* [TASK TO COMPLETE]: Pictures are not part of the copy; repeat everything else in the records exactly.

::::::::

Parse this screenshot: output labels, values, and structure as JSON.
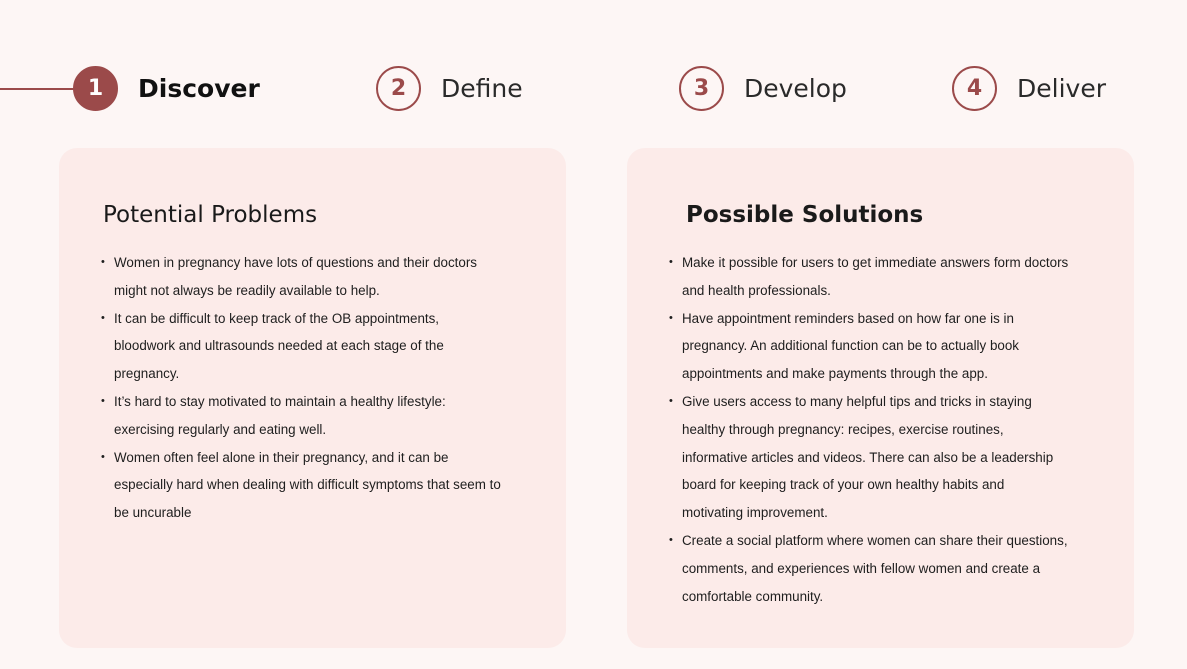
{
  "steps": [
    {
      "number": "1",
      "label": "Discover",
      "active": true
    },
    {
      "number": "2",
      "label": "Define",
      "active": false
    },
    {
      "number": "3",
      "label": "Develop",
      "active": false
    },
    {
      "number": "4",
      "label": "Deliver",
      "active": false
    }
  ],
  "problems": {
    "title": "Potential Problems",
    "items": [
      "Women in pregnancy have lots of questions and their doctors might not always be readily available to help.",
      "It can be difficult to keep track of the OB appointments, bloodwork and ultrasounds needed at each stage of the pregnancy.",
      "It’s hard to stay motivated to maintain a healthy lifestyle: exercising regularly and eating well.",
      "Women often feel alone in their pregnancy, and it can be especially hard when dealing with difficult symptoms that seem to be uncurable"
    ]
  },
  "solutions": {
    "title": "Possible Solutions",
    "items": [
      "Make it possible for users to get immediate answers form doctors and health professionals.",
      "Have appointment reminders based on how far one is in pregnancy. An additional function can be to actually book appointments and make payments through the app.",
      "Give users access to many helpful tips and tricks in staying healthy through pregnancy: recipes, exercise routines, informative articles and videos. There can also be a leadership board for keeping track of your own healthy habits and motivating improvement.",
      "Create a social platform where women can share their questions, comments, and experiences with fellow women and create a comfortable community."
    ]
  },
  "colors": {
    "accent": "#9b4a4a",
    "background": "#fdf6f5",
    "card": "#fcebe9"
  }
}
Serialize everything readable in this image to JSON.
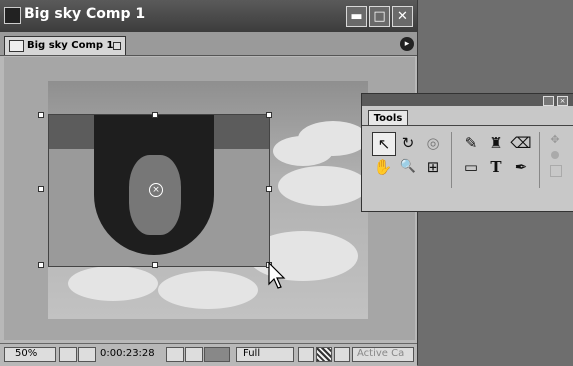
{
  "window": {
    "title": "Big sky Comp 1",
    "minimize_glyph": "▬",
    "maximize_glyph": "□",
    "close_glyph": "✕",
    "app_icon": "composition-icon"
  },
  "tab": {
    "label": "Big sky Comp 1",
    "menu_glyph": "▸"
  },
  "status_bar": {
    "zoom": "50%",
    "timecode": "0:00:23:28",
    "resolution": "Full",
    "view": "Active Ca"
  },
  "tools_palette": {
    "title": "Tools",
    "tools": [
      {
        "name": "selection-tool",
        "glyph": "↖"
      },
      {
        "name": "rotation-tool",
        "glyph": "↻"
      },
      {
        "name": "orbit-camera-tool",
        "glyph": "◎"
      },
      {
        "name": "brush-tool",
        "glyph": "✎"
      },
      {
        "name": "clone-stamp-tool",
        "glyph": "♜"
      },
      {
        "name": "eraser-tool",
        "glyph": "⌫"
      },
      {
        "name": "hand-tool",
        "glyph": "✋"
      },
      {
        "name": "zoom-tool",
        "glyph": "🔍"
      },
      {
        "name": "pan-behind-tool",
        "glyph": "⊞"
      },
      {
        "name": "rectangle-mask-tool",
        "glyph": "▭"
      },
      {
        "name": "type-tool",
        "glyph": "T"
      },
      {
        "name": "pen-tool",
        "glyph": "✒"
      }
    ]
  },
  "colors": {
    "titlebar": "#4a4a4a",
    "panel": "#b8b8b8",
    "desktop": "#6e6e6e"
  }
}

::::::::

* [IN RESPONSE]:
Parse this screenshot: output labels, values, and structure as JSON.
{
  "steps": [
    {
      "number": "1",
      "label": "Discover",
      "active": true
    },
    {
      "number": "2",
      "label": "Define",
      "active": false
    },
    {
      "number": "3",
      "label": "Develop",
      "active": false
    },
    {
      "number": "4",
      "label": "Deliver",
      "active": false
    }
  ],
  "problems": {
    "title": "Potential Problems",
    "items": [
      "Women in pregnancy have lots of questions and their doctors might not always be readily available to help.",
      "It can be difficult to keep track of the OB appointments, bloodwork and ultrasounds needed at each stage of the pregnancy.",
      "It’s hard to stay motivated to maintain a healthy lifestyle: exercising regularly and eating well.",
      "Women often feel alone in their pregnancy, and it can be especially hard when dealing with difficult symptoms that seem to be uncurable"
    ]
  },
  "solutions": {
    "title": "Possible Solutions",
    "items": [
      "Make it possible for users to get immediate answers form doctors and health professionals.",
      "Have appointment reminders based on how far one is in pregnancy. An additional function can be to actually book appointments and make payments through the app.",
      "Give users access to many helpful tips and tricks in staying healthy through pregnancy: recipes, exercise routines, informative articles and videos. There can also be a leadership board for keeping track of your own healthy habits and motivating improvement.",
      "Create a social platform where women can share their questions, comments, and experiences with fellow women and create a comfortable community."
    ]
  },
  "colors": {
    "accent": "#9b4a4a",
    "background": "#fdf6f5",
    "card": "#fcebe9"
  }
}
Serialize everything readable in this image to JSON.
{
  "window": {
    "title": "Big sky Comp 1",
    "minimize_glyph": "▬",
    "maximize_glyph": "□",
    "close_glyph": "✕",
    "app_icon": "composition-icon"
  },
  "tab": {
    "label": "Big sky Comp 1",
    "menu_glyph": "▸"
  },
  "status_bar": {
    "zoom": "50%",
    "timecode": "0:00:23:28",
    "resolution": "Full",
    "view": "Active Ca"
  },
  "tools_palette": {
    "title": "Tools",
    "tools": [
      {
        "name": "selection-tool",
        "glyph": "↖"
      },
      {
        "name": "rotation-tool",
        "glyph": "↻"
      },
      {
        "name": "orbit-camera-tool",
        "glyph": "◎"
      },
      {
        "name": "brush-tool",
        "glyph": "✎"
      },
      {
        "name": "clone-stamp-tool",
        "glyph": "♜"
      },
      {
        "name": "eraser-tool",
        "glyph": "⌫"
      },
      {
        "name": "hand-tool",
        "glyph": "✋"
      },
      {
        "name": "zoom-tool",
        "glyph": "🔍"
      },
      {
        "name": "pan-behind-tool",
        "glyph": "⊞"
      },
      {
        "name": "rectangle-mask-tool",
        "glyph": "▭"
      },
      {
        "name": "type-tool",
        "glyph": "T"
      },
      {
        "name": "pen-tool",
        "glyph": "✒"
      }
    ]
  },
  "colors": {
    "titlebar": "#4a4a4a",
    "panel": "#b8b8b8",
    "desktop": "#6e6e6e"
  }
}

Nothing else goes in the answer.